Entries provided: Begin

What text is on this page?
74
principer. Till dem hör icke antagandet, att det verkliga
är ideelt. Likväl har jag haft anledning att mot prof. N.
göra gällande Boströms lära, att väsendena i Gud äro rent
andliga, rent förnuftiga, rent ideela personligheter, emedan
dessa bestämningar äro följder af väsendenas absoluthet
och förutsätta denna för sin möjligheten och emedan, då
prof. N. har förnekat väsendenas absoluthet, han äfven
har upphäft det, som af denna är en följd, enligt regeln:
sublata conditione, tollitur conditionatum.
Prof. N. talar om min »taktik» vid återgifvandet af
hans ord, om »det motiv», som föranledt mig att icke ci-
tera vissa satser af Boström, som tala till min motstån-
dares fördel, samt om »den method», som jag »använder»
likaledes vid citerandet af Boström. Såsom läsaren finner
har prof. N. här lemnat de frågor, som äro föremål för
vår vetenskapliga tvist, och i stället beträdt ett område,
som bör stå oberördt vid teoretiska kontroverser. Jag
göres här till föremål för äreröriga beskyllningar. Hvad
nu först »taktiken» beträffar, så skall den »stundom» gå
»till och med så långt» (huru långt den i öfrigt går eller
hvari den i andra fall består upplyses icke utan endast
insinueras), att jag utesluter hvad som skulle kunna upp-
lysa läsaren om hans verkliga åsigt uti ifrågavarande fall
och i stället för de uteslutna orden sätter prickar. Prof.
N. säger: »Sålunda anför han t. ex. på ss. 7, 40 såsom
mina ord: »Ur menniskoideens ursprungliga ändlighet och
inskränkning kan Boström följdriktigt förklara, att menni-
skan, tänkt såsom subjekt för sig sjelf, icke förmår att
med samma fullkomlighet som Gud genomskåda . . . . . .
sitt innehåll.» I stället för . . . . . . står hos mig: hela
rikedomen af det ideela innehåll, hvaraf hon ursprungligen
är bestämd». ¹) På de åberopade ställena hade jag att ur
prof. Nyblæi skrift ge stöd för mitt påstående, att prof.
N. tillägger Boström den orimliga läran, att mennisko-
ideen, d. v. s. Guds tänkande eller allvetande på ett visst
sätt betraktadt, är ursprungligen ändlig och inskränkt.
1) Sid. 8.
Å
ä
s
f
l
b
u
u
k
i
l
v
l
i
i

Entries provided: End

◆ **Action item**
Above are the records; report each line in them that includes the word "innehåll".

◆ **Response area**
sitt innehåll.» I stället för . . . . . . står hos mig: hela
rikedomen af det ideela innehåll, hvaraf hon ursprungligen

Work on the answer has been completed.